#### SOURCE MATERIAL:
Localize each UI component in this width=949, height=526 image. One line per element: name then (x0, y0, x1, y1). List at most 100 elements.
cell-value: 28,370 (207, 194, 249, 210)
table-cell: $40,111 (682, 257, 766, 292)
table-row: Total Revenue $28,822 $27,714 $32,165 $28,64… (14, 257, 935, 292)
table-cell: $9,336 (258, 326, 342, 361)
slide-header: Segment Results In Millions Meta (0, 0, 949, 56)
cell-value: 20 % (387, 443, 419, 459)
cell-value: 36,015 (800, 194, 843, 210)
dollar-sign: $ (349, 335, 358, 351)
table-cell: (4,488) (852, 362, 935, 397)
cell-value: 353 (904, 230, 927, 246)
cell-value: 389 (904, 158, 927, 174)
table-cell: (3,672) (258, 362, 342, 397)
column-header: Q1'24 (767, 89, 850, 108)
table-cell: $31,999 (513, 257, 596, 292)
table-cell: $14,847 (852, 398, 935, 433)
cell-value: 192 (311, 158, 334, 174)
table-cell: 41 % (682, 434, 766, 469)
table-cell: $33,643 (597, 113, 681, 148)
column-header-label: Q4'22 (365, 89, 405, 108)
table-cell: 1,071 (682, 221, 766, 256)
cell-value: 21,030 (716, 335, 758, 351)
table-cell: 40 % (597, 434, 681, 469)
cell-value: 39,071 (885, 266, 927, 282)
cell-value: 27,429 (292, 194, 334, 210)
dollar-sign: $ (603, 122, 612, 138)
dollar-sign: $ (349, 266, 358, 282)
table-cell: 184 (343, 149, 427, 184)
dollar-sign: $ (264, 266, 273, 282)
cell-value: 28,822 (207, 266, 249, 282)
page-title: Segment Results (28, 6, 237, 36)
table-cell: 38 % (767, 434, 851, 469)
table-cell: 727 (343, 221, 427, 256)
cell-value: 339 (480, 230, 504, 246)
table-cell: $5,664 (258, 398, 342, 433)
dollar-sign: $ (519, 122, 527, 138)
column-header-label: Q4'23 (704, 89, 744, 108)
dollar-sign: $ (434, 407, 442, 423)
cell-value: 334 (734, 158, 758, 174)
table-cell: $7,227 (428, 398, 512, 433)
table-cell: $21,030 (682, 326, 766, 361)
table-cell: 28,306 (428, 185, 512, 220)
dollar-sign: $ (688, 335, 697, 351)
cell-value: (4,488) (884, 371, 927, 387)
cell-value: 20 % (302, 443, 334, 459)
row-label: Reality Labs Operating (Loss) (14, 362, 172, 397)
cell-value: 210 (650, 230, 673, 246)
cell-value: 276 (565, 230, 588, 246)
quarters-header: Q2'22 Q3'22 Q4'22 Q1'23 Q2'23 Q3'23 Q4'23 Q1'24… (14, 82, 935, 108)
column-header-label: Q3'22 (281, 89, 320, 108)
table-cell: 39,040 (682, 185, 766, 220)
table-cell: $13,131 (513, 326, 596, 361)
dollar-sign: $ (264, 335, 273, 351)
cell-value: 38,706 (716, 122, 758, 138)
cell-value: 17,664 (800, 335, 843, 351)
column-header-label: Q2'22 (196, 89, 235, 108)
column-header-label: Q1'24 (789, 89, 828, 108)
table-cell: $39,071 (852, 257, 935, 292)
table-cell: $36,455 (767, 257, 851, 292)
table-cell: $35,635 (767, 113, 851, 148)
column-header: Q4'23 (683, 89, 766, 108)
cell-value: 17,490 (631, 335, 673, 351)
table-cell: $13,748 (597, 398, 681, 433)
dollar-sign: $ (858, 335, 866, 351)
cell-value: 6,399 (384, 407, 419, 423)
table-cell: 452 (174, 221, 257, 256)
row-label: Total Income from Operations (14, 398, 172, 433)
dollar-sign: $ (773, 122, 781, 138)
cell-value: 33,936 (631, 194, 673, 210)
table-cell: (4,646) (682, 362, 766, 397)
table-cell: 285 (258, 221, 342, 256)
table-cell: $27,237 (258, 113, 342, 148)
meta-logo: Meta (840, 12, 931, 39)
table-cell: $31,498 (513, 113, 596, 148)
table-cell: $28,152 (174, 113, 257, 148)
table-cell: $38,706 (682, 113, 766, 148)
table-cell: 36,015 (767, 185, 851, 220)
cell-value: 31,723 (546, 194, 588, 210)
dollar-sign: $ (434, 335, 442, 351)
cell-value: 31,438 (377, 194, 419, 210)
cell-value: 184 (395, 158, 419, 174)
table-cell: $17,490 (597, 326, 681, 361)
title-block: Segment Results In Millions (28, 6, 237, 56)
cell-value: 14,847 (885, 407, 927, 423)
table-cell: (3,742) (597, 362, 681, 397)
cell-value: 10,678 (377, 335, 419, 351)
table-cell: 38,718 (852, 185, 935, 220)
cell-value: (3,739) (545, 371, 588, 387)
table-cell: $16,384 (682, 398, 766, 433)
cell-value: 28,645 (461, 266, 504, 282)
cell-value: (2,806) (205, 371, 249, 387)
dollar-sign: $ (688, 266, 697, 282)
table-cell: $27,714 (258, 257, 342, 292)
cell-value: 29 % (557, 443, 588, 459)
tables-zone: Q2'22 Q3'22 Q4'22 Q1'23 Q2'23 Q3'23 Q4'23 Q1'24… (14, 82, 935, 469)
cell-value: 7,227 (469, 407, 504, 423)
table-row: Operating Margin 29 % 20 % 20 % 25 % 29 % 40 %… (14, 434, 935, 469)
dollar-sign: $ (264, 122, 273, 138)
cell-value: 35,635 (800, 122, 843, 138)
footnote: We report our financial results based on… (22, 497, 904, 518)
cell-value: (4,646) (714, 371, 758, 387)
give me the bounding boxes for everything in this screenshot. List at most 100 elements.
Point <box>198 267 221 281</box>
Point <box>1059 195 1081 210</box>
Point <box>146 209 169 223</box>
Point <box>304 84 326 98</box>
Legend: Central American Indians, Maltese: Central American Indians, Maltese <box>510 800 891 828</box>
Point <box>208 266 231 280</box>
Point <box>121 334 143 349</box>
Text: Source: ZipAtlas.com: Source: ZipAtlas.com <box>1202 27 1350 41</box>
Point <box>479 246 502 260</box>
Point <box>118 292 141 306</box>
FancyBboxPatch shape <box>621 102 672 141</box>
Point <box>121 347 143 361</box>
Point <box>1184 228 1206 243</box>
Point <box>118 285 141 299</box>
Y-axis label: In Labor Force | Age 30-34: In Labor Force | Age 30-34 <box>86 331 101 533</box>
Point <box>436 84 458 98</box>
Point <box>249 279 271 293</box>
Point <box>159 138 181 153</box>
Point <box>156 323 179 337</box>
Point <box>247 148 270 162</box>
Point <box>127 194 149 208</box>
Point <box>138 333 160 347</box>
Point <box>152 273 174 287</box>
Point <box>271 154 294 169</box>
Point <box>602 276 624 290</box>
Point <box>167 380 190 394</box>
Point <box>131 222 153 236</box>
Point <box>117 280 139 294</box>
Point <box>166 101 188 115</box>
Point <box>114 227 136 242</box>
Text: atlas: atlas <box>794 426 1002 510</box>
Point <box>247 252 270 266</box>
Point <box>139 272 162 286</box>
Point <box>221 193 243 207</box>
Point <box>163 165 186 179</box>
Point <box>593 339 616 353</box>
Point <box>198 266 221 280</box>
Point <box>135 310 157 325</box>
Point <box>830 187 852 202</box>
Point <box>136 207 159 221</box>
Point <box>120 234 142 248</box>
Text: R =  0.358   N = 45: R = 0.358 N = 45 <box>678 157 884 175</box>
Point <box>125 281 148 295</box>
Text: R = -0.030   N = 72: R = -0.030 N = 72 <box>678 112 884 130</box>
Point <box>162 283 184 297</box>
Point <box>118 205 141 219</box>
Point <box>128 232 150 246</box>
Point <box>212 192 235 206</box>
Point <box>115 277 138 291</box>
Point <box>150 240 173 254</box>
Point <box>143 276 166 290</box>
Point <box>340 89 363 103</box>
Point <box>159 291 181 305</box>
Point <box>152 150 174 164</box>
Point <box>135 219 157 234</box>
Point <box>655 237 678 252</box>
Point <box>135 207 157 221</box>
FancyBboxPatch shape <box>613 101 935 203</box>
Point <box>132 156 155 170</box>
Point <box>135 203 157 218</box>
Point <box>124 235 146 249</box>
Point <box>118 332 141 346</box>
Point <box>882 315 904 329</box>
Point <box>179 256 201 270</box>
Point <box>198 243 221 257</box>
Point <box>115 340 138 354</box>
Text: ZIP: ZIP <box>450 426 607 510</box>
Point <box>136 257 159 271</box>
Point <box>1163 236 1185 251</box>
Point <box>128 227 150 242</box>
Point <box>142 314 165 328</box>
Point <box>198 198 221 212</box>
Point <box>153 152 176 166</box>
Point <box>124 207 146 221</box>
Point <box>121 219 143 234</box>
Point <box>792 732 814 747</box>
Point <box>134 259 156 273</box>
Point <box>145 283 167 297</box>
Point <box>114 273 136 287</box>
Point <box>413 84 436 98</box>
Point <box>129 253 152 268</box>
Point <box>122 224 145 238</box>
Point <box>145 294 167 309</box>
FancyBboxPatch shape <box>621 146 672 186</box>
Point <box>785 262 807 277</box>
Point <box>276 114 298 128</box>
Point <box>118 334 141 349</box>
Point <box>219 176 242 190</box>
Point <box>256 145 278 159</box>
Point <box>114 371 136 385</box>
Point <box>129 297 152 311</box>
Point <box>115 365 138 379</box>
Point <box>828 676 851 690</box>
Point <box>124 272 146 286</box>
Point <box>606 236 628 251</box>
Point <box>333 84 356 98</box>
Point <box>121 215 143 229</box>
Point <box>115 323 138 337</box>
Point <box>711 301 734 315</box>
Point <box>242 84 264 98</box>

#### WHAT THIS TASK INVOLVES:
Pull out the lines from the start of the records through the line that contains "cell-value: 36,015 (800, 194, 843, 210)", including both ends, and reproduce them character for character.

#### ANSWER TO THE PROBLEM:
Localize each UI component in this width=949, height=526 image. One line per element: name then (x0, y0, x1, y1). List at most 100 elements.
cell-value: 28,370 (207, 194, 249, 210)
table-cell: $40,111 (682, 257, 766, 292)
table-row: Total Revenue $28,822 $27,714 $32,165 $28,64… (14, 257, 935, 292)
table-cell: $9,336 (258, 326, 342, 361)
slide-header: Segment Results In Millions Meta (0, 0, 949, 56)
cell-value: 20 % (387, 443, 419, 459)
cell-value: 36,015 (800, 194, 843, 210)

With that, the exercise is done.